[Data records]
□ □ □ □ □
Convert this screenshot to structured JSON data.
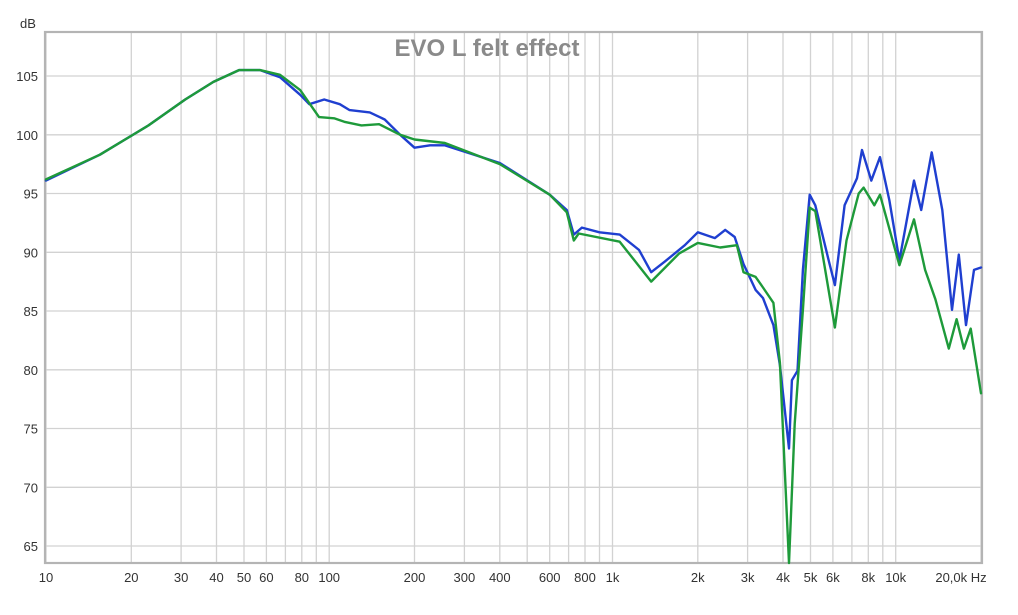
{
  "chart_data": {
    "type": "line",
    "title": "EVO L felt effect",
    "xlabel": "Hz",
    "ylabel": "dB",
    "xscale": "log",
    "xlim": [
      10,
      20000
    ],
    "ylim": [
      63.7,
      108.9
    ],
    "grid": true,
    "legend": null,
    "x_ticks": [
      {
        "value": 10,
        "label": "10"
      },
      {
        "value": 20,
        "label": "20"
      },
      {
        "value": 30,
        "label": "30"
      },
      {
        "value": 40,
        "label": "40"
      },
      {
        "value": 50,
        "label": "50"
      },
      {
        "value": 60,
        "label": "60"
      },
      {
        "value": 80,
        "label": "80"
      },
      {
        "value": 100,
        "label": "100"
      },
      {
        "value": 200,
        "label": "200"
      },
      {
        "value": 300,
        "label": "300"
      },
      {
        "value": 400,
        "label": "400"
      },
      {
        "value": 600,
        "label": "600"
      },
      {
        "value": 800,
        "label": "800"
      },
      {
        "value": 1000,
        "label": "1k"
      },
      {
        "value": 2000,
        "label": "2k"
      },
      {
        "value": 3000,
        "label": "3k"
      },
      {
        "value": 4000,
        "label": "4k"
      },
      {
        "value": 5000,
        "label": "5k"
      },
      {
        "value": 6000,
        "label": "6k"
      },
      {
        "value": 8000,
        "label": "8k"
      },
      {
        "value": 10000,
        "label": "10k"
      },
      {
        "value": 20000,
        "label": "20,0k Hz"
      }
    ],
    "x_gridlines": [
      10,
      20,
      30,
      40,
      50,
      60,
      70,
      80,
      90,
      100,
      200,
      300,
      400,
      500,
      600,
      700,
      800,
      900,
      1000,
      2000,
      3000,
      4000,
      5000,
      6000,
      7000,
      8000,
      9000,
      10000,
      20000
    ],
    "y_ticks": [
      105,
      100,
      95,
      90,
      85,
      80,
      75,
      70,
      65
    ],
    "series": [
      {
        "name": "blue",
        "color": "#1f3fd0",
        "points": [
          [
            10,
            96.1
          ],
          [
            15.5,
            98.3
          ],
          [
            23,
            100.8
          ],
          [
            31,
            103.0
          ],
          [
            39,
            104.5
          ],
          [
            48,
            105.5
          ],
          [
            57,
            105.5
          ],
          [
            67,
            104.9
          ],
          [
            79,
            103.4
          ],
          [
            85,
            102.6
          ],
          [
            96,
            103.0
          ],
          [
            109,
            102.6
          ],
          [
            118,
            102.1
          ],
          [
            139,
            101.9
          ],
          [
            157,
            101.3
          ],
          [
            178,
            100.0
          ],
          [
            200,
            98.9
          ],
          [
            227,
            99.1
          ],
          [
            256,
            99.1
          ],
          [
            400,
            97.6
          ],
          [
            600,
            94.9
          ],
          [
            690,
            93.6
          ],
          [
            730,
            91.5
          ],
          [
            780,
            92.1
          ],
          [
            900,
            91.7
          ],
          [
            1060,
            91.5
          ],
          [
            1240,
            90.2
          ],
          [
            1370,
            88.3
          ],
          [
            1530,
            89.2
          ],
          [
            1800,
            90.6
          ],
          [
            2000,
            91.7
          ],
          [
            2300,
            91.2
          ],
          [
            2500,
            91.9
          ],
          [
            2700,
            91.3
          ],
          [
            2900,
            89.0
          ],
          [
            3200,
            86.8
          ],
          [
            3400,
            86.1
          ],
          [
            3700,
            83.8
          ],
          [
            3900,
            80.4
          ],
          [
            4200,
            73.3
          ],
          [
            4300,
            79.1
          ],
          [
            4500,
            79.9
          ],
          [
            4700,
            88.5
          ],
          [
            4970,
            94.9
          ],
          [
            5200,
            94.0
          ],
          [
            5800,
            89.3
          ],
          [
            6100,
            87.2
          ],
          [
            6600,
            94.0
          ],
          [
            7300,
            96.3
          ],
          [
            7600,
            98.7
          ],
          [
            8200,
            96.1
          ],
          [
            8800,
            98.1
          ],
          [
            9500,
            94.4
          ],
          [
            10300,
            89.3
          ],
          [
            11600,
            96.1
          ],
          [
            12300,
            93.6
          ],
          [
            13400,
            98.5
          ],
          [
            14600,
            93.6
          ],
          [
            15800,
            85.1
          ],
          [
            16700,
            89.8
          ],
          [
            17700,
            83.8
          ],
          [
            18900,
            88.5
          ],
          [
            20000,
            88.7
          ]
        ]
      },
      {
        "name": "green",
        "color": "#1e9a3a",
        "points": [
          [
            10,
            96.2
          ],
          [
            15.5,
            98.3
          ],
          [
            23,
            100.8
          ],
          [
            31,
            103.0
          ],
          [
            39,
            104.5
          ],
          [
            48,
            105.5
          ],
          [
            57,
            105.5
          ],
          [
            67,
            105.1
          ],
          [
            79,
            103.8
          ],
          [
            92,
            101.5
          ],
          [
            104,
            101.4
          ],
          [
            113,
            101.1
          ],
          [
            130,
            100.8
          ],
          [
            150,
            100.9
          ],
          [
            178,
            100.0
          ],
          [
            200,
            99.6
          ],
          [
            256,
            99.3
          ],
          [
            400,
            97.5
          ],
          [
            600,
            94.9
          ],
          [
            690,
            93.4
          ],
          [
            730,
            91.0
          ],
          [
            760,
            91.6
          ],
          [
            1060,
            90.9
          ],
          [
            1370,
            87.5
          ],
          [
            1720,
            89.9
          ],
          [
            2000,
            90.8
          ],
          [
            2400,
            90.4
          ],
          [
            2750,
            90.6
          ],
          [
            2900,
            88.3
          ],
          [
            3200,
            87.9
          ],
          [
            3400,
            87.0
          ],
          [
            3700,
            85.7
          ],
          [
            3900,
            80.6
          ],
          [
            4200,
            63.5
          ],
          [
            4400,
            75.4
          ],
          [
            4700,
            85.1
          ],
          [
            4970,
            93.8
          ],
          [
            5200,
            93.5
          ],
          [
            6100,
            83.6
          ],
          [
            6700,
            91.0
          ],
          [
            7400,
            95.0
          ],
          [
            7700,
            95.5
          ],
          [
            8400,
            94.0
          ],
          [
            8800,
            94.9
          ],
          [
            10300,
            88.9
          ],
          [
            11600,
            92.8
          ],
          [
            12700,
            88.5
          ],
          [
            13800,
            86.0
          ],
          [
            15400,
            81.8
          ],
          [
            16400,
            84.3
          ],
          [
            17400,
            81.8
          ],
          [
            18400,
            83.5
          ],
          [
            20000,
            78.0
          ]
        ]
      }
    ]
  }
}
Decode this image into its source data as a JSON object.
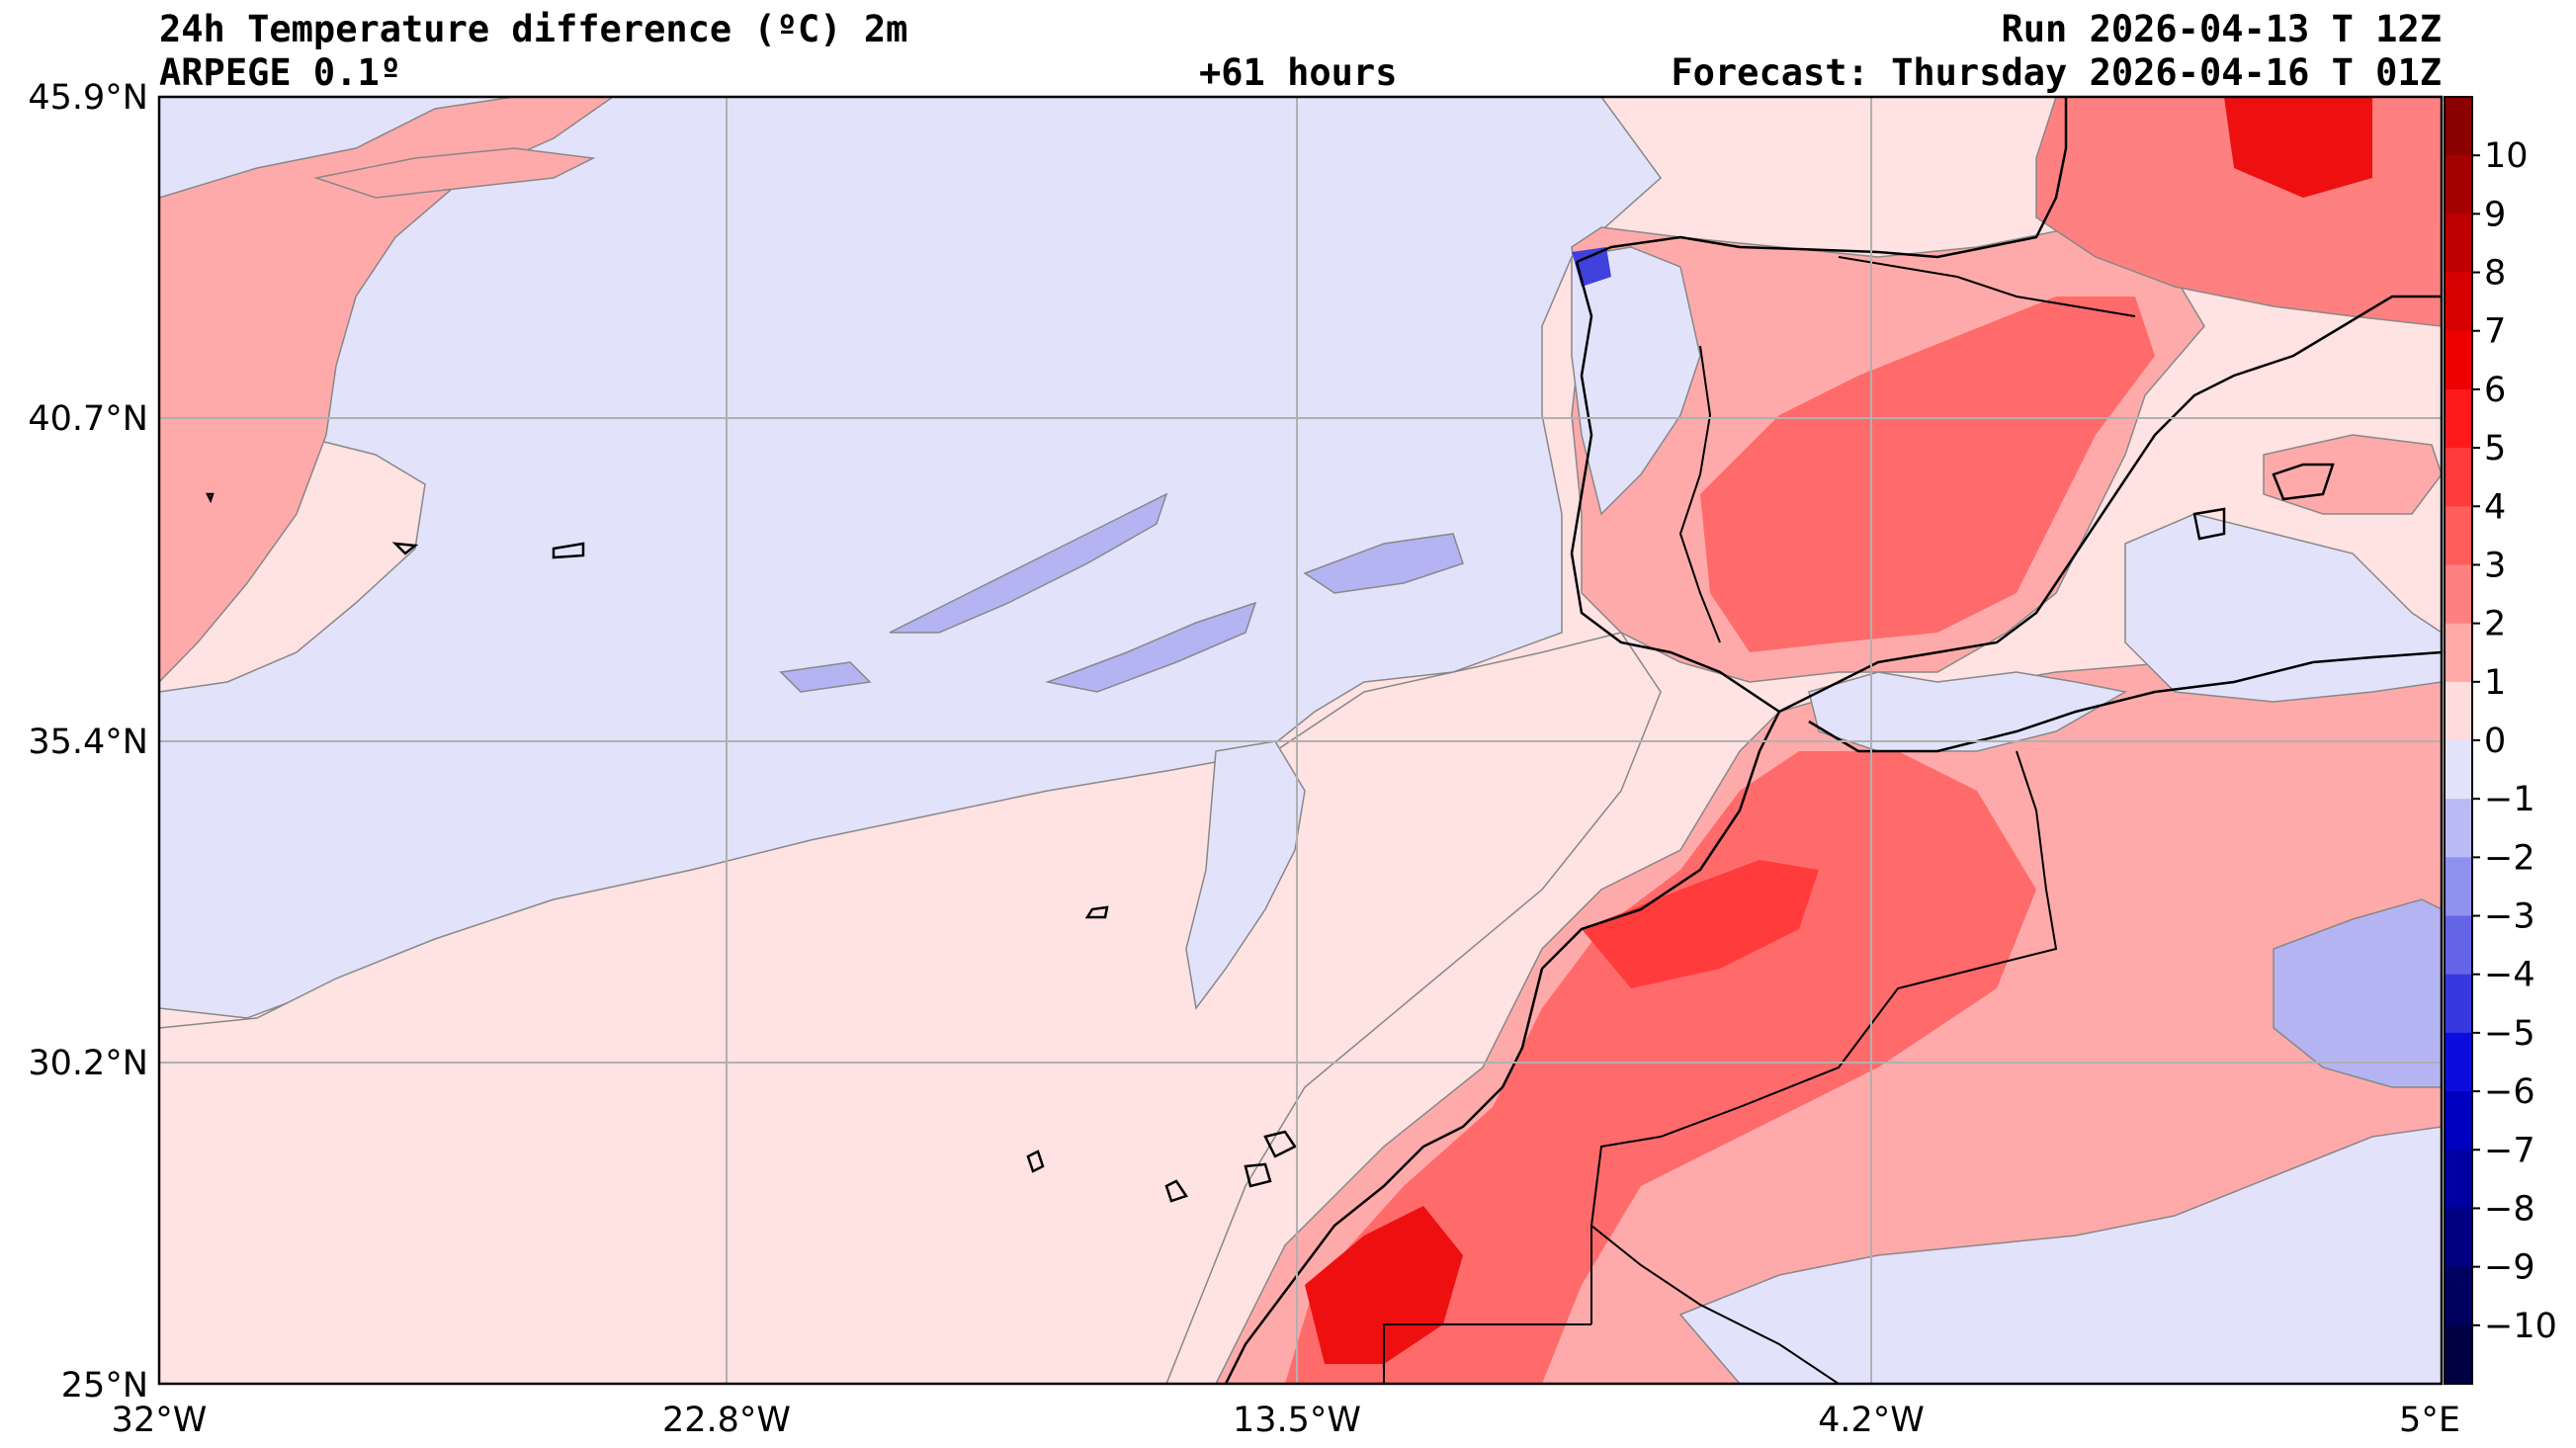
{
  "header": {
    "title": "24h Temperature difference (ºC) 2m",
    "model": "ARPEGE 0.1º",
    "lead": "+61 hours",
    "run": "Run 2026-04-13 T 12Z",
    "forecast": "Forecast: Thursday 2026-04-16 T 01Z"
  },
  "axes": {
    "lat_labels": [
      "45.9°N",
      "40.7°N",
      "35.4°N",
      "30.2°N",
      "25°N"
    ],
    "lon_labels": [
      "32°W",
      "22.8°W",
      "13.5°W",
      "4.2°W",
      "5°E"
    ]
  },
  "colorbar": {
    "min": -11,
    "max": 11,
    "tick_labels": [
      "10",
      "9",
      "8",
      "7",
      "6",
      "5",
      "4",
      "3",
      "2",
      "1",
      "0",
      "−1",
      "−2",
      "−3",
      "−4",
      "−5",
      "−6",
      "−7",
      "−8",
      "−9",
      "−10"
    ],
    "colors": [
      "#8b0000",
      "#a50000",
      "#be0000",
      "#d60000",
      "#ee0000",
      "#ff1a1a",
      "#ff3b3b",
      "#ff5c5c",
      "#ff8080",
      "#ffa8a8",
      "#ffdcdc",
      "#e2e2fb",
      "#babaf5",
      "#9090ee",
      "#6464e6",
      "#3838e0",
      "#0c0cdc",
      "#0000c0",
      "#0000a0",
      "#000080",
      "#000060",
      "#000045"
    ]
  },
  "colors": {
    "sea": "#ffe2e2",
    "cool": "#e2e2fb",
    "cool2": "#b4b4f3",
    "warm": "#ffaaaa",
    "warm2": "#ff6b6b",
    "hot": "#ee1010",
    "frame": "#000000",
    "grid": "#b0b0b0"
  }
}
□ □ □ □ □
Every line from the one containing "Decode this image" through the end of the listing is to be copied exactly; the pictures are not.

EXPECTED ANSWER
Decode this image into its source data as a JSON object.
{
  "header": {
    "title": "24h Temperature difference (ºC) 2m",
    "model": "ARPEGE 0.1º",
    "lead": "+61 hours",
    "run": "Run 2026-04-13 T 12Z",
    "forecast": "Forecast: Thursday 2026-04-16 T 01Z"
  },
  "axes": {
    "lat_labels": [
      "45.9°N",
      "40.7°N",
      "35.4°N",
      "30.2°N",
      "25°N"
    ],
    "lon_labels": [
      "32°W",
      "22.8°W",
      "13.5°W",
      "4.2°W",
      "5°E"
    ]
  },
  "colorbar": {
    "min": -11,
    "max": 11,
    "tick_labels": [
      "10",
      "9",
      "8",
      "7",
      "6",
      "5",
      "4",
      "3",
      "2",
      "1",
      "0",
      "−1",
      "−2",
      "−3",
      "−4",
      "−5",
      "−6",
      "−7",
      "−8",
      "−9",
      "−10"
    ],
    "colors": [
      "#8b0000",
      "#a50000",
      "#be0000",
      "#d60000",
      "#ee0000",
      "#ff1a1a",
      "#ff3b3b",
      "#ff5c5c",
      "#ff8080",
      "#ffa8a8",
      "#ffdcdc",
      "#e2e2fb",
      "#babaf5",
      "#9090ee",
      "#6464e6",
      "#3838e0",
      "#0c0cdc",
      "#0000c0",
      "#0000a0",
      "#000080",
      "#000060",
      "#000045"
    ]
  },
  "colors": {
    "sea": "#ffe2e2",
    "cool": "#e2e2fb",
    "cool2": "#b4b4f3",
    "warm": "#ffaaaa",
    "warm2": "#ff6b6b",
    "hot": "#ee1010",
    "frame": "#000000",
    "grid": "#b0b0b0"
  }
}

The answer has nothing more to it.